• _WRITTEN EXERCISE_: Copy out all lines where "reich" appears.

• _INPUT FOR THIS TASK_:
--- Start ---

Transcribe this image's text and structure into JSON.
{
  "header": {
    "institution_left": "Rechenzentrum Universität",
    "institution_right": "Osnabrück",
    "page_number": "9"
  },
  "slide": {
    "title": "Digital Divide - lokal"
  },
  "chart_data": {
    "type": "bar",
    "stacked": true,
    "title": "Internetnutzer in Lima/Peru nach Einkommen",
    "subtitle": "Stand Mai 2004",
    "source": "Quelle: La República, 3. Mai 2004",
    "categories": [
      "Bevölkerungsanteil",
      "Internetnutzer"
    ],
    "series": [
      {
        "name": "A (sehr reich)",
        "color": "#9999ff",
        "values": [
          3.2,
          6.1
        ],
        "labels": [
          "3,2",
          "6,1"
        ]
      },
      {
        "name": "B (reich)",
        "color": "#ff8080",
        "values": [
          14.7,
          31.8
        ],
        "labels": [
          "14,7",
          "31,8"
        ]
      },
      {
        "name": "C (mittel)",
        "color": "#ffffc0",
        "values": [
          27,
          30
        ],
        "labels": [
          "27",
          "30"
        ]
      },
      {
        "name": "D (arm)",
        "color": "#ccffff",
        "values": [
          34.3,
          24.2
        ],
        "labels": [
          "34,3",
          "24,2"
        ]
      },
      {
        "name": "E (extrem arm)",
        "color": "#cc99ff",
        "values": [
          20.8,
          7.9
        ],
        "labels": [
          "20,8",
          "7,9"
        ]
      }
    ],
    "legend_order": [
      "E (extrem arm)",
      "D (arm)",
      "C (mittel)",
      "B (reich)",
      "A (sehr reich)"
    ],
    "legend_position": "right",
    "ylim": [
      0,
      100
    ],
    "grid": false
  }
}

--- End ---

• _COMPLETED EXERCISE_:
        "name": "A (sehr reich)",
        "name": "B (reich)",
      "B (reich)",
      "A (sehr reich)"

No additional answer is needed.